> [Task details]
Each line from the one that contains "What data populates" to the end of the material must be set down exactly, and no line before it.
···
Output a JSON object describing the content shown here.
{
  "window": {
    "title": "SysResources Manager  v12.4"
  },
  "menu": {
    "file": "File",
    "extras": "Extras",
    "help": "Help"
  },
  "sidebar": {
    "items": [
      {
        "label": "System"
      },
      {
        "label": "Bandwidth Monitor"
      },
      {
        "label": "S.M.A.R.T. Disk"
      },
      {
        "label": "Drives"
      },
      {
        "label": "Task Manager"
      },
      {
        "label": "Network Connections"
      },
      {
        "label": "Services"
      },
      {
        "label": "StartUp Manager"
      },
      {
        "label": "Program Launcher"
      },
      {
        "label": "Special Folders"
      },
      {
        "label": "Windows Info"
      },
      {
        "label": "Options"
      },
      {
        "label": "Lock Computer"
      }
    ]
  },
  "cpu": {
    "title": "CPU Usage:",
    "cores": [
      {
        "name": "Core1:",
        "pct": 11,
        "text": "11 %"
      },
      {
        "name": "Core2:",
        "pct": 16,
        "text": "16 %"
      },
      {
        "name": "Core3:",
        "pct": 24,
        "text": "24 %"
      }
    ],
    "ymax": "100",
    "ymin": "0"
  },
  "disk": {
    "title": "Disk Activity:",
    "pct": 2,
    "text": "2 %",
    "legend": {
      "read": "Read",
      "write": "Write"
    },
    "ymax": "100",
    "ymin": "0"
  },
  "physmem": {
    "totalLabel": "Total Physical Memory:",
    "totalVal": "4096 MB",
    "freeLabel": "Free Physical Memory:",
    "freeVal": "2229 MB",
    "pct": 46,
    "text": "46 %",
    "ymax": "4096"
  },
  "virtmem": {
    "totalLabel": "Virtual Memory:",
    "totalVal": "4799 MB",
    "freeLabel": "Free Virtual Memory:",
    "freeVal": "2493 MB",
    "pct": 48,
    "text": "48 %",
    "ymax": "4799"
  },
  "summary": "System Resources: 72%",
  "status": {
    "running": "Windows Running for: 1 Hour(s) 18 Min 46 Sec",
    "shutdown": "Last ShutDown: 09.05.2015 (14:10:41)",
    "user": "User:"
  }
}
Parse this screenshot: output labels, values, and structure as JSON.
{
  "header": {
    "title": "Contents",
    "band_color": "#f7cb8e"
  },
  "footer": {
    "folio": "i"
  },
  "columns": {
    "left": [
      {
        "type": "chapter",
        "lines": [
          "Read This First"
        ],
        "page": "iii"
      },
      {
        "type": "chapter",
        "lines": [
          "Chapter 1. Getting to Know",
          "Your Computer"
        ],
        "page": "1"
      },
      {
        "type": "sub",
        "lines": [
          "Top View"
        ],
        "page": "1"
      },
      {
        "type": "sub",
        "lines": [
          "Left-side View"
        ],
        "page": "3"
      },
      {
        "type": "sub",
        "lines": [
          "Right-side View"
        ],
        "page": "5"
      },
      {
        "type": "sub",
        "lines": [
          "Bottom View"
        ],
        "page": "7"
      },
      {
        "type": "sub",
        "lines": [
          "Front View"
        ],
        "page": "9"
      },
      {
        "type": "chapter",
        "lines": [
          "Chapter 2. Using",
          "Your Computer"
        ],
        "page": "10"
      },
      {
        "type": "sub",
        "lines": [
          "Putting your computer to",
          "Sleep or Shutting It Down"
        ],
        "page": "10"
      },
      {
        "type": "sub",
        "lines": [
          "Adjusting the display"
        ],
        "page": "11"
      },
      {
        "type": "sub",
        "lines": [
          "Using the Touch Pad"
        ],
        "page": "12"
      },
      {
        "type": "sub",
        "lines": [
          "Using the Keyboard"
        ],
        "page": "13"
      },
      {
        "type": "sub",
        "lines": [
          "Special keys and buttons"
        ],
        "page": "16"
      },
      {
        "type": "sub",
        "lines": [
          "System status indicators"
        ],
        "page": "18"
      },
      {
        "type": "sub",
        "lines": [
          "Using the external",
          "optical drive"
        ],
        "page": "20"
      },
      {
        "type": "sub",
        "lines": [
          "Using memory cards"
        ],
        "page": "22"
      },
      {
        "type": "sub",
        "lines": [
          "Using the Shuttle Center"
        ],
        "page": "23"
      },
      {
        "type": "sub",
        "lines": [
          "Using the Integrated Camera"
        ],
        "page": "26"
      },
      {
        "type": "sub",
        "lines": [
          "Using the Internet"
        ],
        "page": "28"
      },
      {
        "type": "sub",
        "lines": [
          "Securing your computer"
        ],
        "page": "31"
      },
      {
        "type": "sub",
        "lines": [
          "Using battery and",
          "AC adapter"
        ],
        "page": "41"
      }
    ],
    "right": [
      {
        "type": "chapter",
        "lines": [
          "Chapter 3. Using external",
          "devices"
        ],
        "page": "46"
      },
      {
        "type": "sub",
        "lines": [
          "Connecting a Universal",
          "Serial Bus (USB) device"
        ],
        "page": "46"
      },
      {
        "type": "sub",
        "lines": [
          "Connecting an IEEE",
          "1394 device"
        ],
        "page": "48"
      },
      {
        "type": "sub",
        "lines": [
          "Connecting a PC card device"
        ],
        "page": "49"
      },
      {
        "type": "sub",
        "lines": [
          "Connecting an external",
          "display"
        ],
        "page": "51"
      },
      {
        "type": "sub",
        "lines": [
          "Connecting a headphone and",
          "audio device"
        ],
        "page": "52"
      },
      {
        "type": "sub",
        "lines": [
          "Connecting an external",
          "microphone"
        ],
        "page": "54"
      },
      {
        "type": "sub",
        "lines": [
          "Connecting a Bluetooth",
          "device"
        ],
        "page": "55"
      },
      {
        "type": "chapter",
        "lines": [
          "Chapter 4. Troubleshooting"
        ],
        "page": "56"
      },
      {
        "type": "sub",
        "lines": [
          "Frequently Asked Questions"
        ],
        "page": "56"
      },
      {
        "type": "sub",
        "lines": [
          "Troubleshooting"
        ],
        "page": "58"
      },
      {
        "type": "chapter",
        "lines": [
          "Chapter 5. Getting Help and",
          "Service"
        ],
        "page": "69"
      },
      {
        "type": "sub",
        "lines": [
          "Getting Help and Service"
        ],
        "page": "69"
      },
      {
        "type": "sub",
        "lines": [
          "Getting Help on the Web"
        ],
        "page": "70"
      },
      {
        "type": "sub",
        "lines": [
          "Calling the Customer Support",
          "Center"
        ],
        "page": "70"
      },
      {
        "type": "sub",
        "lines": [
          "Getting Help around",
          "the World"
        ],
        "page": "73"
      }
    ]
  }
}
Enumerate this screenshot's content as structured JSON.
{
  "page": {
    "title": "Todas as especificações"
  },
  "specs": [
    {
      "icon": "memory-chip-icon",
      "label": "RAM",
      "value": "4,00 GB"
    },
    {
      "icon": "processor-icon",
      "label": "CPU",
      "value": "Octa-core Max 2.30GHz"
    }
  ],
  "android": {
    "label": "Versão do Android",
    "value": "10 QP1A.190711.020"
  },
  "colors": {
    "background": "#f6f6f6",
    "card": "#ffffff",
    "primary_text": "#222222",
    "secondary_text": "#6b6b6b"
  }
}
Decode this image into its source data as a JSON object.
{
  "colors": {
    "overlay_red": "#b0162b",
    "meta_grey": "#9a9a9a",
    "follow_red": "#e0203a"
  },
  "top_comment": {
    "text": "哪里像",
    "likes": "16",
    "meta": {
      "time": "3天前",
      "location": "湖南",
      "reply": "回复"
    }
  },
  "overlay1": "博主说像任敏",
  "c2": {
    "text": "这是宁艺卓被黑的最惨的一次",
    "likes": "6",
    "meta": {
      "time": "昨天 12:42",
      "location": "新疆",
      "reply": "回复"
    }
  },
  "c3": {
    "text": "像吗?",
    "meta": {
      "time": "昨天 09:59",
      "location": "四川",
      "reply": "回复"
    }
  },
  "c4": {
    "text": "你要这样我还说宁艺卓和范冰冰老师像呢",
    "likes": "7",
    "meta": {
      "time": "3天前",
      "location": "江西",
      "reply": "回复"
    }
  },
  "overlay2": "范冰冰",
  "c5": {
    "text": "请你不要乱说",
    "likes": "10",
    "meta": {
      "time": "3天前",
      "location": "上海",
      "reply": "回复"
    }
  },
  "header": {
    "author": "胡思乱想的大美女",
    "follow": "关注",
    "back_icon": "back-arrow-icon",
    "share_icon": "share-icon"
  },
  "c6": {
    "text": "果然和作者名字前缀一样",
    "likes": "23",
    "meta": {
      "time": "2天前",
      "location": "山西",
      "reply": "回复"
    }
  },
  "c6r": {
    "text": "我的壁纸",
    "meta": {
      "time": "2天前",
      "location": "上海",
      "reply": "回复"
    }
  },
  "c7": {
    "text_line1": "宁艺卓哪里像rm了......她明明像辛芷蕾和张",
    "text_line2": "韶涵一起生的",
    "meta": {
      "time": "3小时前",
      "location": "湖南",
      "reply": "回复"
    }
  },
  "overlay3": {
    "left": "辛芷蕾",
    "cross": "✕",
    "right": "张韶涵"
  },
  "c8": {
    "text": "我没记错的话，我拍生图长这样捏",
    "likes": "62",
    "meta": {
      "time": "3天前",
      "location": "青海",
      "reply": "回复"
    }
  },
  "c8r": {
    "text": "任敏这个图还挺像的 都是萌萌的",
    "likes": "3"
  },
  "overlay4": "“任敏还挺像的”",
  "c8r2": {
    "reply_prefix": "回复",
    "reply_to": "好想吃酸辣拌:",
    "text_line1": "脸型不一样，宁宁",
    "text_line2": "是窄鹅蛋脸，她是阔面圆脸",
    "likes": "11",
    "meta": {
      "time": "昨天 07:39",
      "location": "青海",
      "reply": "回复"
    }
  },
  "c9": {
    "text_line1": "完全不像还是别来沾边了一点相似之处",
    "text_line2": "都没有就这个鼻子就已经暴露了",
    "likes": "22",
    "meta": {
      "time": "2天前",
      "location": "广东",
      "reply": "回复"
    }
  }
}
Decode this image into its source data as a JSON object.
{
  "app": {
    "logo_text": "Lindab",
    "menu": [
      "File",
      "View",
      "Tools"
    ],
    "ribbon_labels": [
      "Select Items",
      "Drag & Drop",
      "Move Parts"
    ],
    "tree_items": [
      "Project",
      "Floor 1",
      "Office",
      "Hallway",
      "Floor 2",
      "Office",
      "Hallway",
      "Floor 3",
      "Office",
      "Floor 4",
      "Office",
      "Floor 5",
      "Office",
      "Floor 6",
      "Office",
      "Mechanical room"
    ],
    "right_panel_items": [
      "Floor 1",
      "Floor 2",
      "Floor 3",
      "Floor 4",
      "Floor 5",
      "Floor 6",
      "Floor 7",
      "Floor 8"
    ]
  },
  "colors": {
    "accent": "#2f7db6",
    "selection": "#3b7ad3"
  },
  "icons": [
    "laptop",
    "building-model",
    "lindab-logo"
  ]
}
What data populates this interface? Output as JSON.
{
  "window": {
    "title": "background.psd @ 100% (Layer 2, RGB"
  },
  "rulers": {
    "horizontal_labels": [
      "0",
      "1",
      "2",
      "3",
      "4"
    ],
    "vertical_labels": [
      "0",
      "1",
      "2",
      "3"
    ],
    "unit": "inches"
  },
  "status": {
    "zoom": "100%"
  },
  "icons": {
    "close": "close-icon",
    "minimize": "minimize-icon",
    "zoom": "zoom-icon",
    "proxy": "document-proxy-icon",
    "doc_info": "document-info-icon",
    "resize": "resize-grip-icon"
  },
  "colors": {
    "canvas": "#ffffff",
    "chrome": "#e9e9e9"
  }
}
···
> [Complete answer]
What data populates this interface? Output as JSON.
{
  "window": {
    "title": "background.psd @ 100% (Layer 2, RGB"
  },
  "rulers": {
    "horizontal_labels": [
      "0",
      "1",
      "2",
      "3",
      "4"
    ],
    "vertical_labels": [
      "0",
      "1",
      "2",
      "3"
    ],
    "unit": "inches"
  },
  "status": {
    "zoom": "100%"
  },
  "icons": {
    "close": "close-icon",
    "minimize": "minimize-icon",
    "zoom": "zoom-icon",
    "proxy": "document-proxy-icon",
    "doc_info": "document-info-icon",
    "resize": "resize-grip-icon"
  },
  "colors": {
    "canvas": "#ffffff",
    "chrome": "#e9e9e9"
  }
}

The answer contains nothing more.